# [The request]
It is required that all of the data be written out exactly.

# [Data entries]
● ● ●
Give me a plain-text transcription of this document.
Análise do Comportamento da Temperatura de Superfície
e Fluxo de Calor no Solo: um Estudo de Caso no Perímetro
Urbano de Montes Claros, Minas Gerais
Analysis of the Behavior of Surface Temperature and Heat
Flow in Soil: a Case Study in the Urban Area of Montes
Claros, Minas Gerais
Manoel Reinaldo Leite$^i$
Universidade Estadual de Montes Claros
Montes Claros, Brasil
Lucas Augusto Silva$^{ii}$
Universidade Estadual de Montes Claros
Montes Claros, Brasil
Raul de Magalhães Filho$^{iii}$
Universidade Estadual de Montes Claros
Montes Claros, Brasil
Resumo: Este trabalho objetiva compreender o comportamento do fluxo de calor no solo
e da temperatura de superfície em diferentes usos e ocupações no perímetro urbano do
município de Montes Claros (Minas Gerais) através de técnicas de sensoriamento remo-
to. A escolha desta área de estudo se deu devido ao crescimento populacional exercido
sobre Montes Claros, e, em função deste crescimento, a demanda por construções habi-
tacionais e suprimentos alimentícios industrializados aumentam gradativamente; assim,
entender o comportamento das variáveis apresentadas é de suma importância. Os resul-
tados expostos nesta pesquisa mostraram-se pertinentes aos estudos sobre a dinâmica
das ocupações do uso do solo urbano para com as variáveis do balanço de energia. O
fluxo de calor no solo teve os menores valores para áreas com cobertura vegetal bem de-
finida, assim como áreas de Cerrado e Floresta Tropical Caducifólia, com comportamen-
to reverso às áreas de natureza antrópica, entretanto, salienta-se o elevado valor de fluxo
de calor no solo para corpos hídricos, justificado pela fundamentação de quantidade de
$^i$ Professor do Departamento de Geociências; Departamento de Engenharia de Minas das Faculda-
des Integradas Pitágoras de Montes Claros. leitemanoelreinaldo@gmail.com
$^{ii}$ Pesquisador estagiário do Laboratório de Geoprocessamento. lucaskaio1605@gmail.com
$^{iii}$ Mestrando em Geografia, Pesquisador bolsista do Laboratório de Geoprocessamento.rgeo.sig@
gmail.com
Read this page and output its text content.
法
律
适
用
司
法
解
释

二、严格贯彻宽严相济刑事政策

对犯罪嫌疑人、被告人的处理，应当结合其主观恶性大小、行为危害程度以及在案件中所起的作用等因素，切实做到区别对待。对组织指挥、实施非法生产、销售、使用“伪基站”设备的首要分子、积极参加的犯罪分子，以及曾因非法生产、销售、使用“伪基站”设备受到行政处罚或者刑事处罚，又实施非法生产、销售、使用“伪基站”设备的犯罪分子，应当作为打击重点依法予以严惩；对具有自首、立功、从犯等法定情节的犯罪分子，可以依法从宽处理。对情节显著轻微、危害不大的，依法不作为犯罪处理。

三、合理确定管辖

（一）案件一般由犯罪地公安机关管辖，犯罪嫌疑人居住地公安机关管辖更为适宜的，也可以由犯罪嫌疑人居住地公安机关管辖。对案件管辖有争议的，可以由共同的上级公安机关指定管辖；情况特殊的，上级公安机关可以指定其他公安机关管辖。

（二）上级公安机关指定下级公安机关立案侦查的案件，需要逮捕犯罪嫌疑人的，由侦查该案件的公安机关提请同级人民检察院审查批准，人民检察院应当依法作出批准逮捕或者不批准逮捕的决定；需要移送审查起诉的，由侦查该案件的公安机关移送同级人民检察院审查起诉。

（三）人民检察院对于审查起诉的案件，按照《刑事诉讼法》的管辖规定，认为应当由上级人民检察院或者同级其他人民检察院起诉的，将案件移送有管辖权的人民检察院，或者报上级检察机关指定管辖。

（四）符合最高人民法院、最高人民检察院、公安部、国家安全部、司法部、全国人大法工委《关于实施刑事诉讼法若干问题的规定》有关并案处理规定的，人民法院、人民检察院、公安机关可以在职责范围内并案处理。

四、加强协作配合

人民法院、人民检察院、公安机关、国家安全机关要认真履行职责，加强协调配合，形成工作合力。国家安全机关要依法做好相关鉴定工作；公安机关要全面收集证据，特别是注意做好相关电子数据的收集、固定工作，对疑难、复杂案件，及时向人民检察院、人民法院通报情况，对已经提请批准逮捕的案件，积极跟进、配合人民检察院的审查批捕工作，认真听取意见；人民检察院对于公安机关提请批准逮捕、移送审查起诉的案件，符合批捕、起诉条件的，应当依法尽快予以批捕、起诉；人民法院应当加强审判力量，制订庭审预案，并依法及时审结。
● ● ●
# [Exercise solution]
Give me a plain-text transcription of this document.
Análise do Comportamento da Temperatura de Superfície
e Fluxo de Calor no Solo: um Estudo de Caso no Perímetro
Urbano de Montes Claros, Minas Gerais
Analysis of the Behavior of Surface Temperature and Heat
Flow in Soil: a Case Study in the Urban Area of Montes
Claros, Minas Gerais
Manoel Reinaldo Leite$^i$
Universidade Estadual de Montes Claros
Montes Claros, Brasil
Lucas Augusto Silva$^{ii}$
Universidade Estadual de Montes Claros
Montes Claros, Brasil
Raul de Magalhães Filho$^{iii}$
Universidade Estadual de Montes Claros
Montes Claros, Brasil
Resumo: Este trabalho objetiva compreender o comportamento do fluxo de calor no solo
e da temperatura de superfície em diferentes usos e ocupações no perímetro urbano do
município de Montes Claros (Minas Gerais) através de técnicas de sensoriamento remo-
to. A escolha desta área de estudo se deu devido ao crescimento populacional exercido
sobre Montes Claros, e, em função deste crescimento, a demanda por construções habi-
tacionais e suprimentos alimentícios industrializados aumentam gradativamente; assim,
entender o comportamento das variáveis apresentadas é de suma importância. Os resul-
tados expostos nesta pesquisa mostraram-se pertinentes aos estudos sobre a dinâmica
das ocupações do uso do solo urbano para com as variáveis do balanço de energia. O
fluxo de calor no solo teve os menores valores para áreas com cobertura vegetal bem de-
finida, assim como áreas de Cerrado e Floresta Tropical Caducifólia, com comportamen-
to reverso às áreas de natureza antrópica, entretanto, salienta-se o elevado valor de fluxo
de calor no solo para corpos hídricos, justificado pela fundamentação de quantidade de
$^i$ Professor do Departamento de Geociências; Departamento de Engenharia de Minas das Faculda-
des Integradas Pitágoras de Montes Claros. leitemanoelreinaldo@gmail.com
$^{ii}$ Pesquisador estagiário do Laboratório de Geoprocessamento. lucaskaio1605@gmail.com
$^{iii}$ Mestrando em Geografia, Pesquisador bolsista do Laboratório de Geoprocessamento.rgeo.sig@
gmail.com
Read this page and output its text content.
法
律
适
用
司
法
解
释

二、严格贯彻宽严相济刑事政策

对犯罪嫌疑人、被告人的处理，应当结合其主观恶性大小、行为危害程度以及在案件中所起的作用等因素，切实做到区别对待。对组织指挥、实施非法生产、销售、使用“伪基站”设备的首要分子、积极参加的犯罪分子，以及曾因非法生产、销售、使用“伪基站”设备受到行政处罚或者刑事处罚，又实施非法生产、销售、使用“伪基站”设备的犯罪分子，应当作为打击重点依法予以严惩；对具有自首、立功、从犯等法定情节的犯罪分子，可以依法从宽处理。对情节显著轻微、危害不大的，依法不作为犯罪处理。

三、合理确定管辖

（一）案件一般由犯罪地公安机关管辖，犯罪嫌疑人居住地公安机关管辖更为适宜的，也可以由犯罪嫌疑人居住地公安机关管辖。对案件管辖有争议的，可以由共同的上级公安机关指定管辖；情况特殊的，上级公安机关可以指定其他公安机关管辖。

（二）上级公安机关指定下级公安机关立案侦查的案件，需要逮捕犯罪嫌疑人的，由侦查该案件的公安机关提请同级人民检察院审查批准，人民检察院应当依法作出批准逮捕或者不批准逮捕的决定；需要移送审查起诉的，由侦查该案件的公安机关移送同级人民检察院审查起诉。

（三）人民检察院对于审查起诉的案件，按照《刑事诉讼法》的管辖规定，认为应当由上级人民检察院或者同级其他人民检察院起诉的，将案件移送有管辖权的人民检察院，或者报上级检察机关指定管辖。

（四）符合最高人民法院、最高人民检察院、公安部、国家安全部、司法部、全国人大法工委《关于实施刑事诉讼法若干问题的规定》有关并案处理规定的，人民法院、人民检察院、公安机关可以在职责范围内并案处理。

四、加强协作配合

人民法院、人民检察院、公安机关、国家安全机关要认真履行职责，加强协调配合，形成工作合力。国家安全机关要依法做好相关鉴定工作；公安机关要全面收集证据，特别是注意做好相关电子数据的收集、固定工作，对疑难、复杂案件，及时向人民检察院、人民法院通报情况，对已经提请批准逮捕的案件，积极跟进、配合人民检察院的审查批捕工作，认真听取意见；人民检察院对于公安机关提请批准逮捕、移送审查起诉的案件，符合批捕、起诉条件的，应当依法尽快予以批捕、起诉；人民法院应当加强审判力量，制订庭审预案，并依法及时审结。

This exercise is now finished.